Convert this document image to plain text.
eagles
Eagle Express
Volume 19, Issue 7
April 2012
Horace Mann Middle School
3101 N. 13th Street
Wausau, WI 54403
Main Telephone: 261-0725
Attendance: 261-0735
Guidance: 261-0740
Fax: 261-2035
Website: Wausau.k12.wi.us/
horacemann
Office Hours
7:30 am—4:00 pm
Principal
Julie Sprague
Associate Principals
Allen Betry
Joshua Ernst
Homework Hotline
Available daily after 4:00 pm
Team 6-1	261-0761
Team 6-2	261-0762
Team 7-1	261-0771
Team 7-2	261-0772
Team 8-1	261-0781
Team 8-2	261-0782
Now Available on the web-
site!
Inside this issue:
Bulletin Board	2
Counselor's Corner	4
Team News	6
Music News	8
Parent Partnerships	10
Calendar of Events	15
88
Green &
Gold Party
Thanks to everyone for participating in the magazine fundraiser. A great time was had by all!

WRITTEN INSTRUCTION:
Give the listing above again, word for word.

ANSWER TO THIS TASK:
Convert this document image to plain text.
eagles
Eagle Express
Volume 19, Issue 7
April 2012
Horace Mann Middle School
3101 N. 13th Street
Wausau, WI 54403
Main Telephone: 261-0725
Attendance: 261-0735
Guidance: 261-0740
Fax: 261-2035
Website: Wausau.k12.wi.us/
horacemann
Office Hours
7:30 am—4:00 pm
Principal
Julie Sprague
Associate Principals
Allen Betry
Joshua Ernst
Homework Hotline
Available daily after 4:00 pm
Team 6-1	261-0761
Team 6-2	261-0762
Team 7-1	261-0771
Team 7-2	261-0772
Team 8-1	261-0781
Team 8-2	261-0782
Now Available on the web-
site!
Inside this issue:
Bulletin Board	2
Counselor's Corner	4
Team News	6
Music News	8
Parent Partnerships	10
Calendar of Events	15
88
Green &
Gold Party
Thanks to everyone for participating in the magazine fundraiser. A great time was had by all!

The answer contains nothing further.